Please format the records from the line with "checkbox[interactable] bbox=[295, 150, 301, 156]" to the line with "list-item: 10 вещей, которые" as a numbered list, leaving out blank lines.
━━━ Extracted records
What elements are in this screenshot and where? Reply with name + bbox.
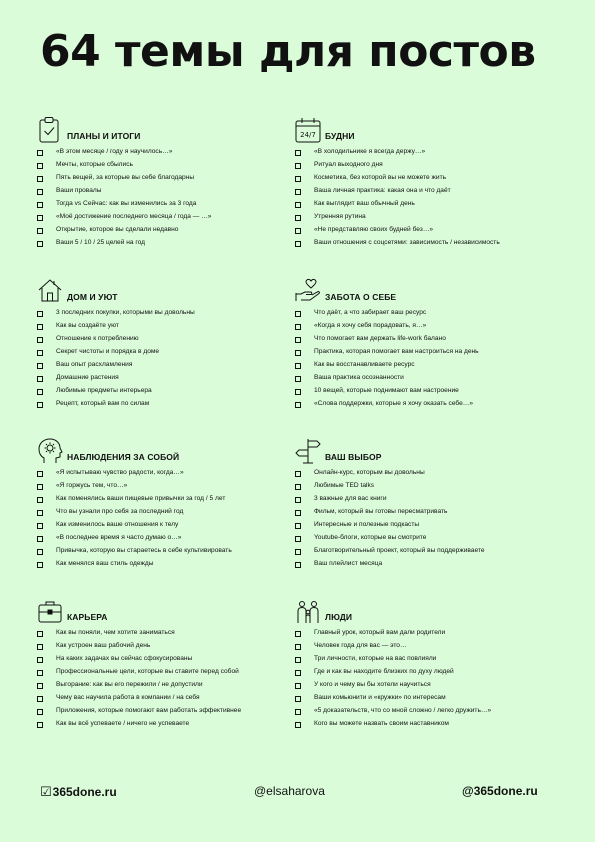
checkbox[interactable] bbox=[295, 150, 301, 156]
checkbox[interactable] bbox=[37, 523, 43, 529]
list-item: Как устроен ваш рабочий день bbox=[37, 642, 297, 651]
list-item: 10 вещей, которые поднимают вам настроение bbox=[295, 387, 555, 396]
list-item: Тогда vs Сейчас: как вы изменились за 3 года bbox=[37, 200, 297, 209]
checkbox[interactable] bbox=[295, 176, 301, 182]
list-item: Мечты, которые сбылись bbox=[37, 161, 297, 170]
list-item: Фильм, который вы готовы пересматривать bbox=[295, 508, 555, 517]
checkbox[interactable] bbox=[295, 484, 301, 490]
checkbox[interactable] bbox=[37, 324, 43, 330]
list-item: Как изменилось ваше отношения к телу bbox=[37, 521, 297, 530]
checkbox[interactable] bbox=[37, 311, 43, 317]
checkbox[interactable] bbox=[295, 163, 301, 169]
list-item: Главный урок, который вам дали родители bbox=[295, 629, 555, 638]
head-gear-icon bbox=[37, 437, 63, 465]
list-item: Ваша практика осознанности bbox=[295, 374, 555, 383]
list-item: Ваша личная практика: какая она и что даёт bbox=[295, 187, 555, 196]
checkbox[interactable] bbox=[37, 389, 43, 395]
checkbox[interactable] bbox=[295, 549, 301, 555]
checkbox[interactable] bbox=[295, 350, 301, 356]
footer-site[interactable]: ☑365done.ru bbox=[40, 784, 117, 799]
checkbox[interactable] bbox=[37, 722, 43, 728]
section-title: НАБЛЮДЕНИЯ ЗА СОБОЙ bbox=[67, 452, 180, 462]
list-item: 3 последних покупки, которыми вы довольны bbox=[37, 309, 297, 318]
list-item: Как вы поняли, чем хотите заниматься bbox=[37, 629, 297, 638]
checkbox[interactable] bbox=[37, 376, 43, 382]
footer-handle-center[interactable]: @elsaharova bbox=[254, 784, 325, 798]
checkbox[interactable] bbox=[295, 311, 301, 317]
checkbox[interactable] bbox=[295, 523, 301, 529]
━━━━━━
• **Written answer**
1. checkbox[interactable] bbox=[295, 150, 301, 156]
2. checkbox[interactable] bbox=[37, 523, 43, 529]
3. list-item: Как устроен ваш рабочий день bbox=[37, 642, 297, 651]
4. list-item: 10 вещей, которые поднимают вам настроение bbox=[295, 387, 555, 396]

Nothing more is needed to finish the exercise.